# DATA SUPPLIED

• • • • •

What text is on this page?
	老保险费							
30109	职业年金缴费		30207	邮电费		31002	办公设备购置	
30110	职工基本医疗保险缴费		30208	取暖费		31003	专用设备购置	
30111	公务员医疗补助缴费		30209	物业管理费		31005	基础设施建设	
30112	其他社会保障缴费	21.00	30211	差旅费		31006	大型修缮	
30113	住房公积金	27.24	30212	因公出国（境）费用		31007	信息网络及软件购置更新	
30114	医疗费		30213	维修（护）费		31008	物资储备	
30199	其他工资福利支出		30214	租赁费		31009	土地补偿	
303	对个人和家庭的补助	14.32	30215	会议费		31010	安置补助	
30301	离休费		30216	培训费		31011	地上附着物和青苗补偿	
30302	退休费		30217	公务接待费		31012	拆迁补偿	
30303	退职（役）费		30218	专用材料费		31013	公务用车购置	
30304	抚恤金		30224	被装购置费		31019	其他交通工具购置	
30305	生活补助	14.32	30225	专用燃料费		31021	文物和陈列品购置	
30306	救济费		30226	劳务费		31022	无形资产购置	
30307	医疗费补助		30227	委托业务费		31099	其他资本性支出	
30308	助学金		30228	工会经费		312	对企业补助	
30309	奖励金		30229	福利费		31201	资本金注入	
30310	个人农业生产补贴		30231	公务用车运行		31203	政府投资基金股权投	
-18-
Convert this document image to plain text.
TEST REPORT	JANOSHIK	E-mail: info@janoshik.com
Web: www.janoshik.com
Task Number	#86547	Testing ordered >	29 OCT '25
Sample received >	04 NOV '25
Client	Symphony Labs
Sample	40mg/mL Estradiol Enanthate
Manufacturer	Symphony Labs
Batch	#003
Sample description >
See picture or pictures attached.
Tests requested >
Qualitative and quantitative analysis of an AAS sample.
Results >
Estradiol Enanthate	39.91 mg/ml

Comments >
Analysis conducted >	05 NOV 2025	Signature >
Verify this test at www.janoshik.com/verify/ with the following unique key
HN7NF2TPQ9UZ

• • • • •

# GIVEN PROBLEM
Give back exactly the lines beginning at the one with "Convert this document image to plain text." and ending at the final line of the material; both boundary lines belong in it.

# RESPONSE TO THIS EXERCISE
Convert this document image to plain text.
TEST REPORT	JANOSHIK	E-mail: info@janoshik.com
Web: www.janoshik.com
Task Number	#86547	Testing ordered >	29 OCT '25
Sample received >	04 NOV '25
Client	Symphony Labs
Sample	40mg/mL Estradiol Enanthate
Manufacturer	Symphony Labs
Batch	#003
Sample description >
See picture or pictures attached.
Tests requested >
Qualitative and quantitative analysis of an AAS sample.
Results >
Estradiol Enanthate	39.91 mg/ml

Comments >
Analysis conducted >	05 NOV 2025	Signature >
Verify this test at www.janoshik.com/verify/ with the following unique key
HN7NF2TPQ9UZ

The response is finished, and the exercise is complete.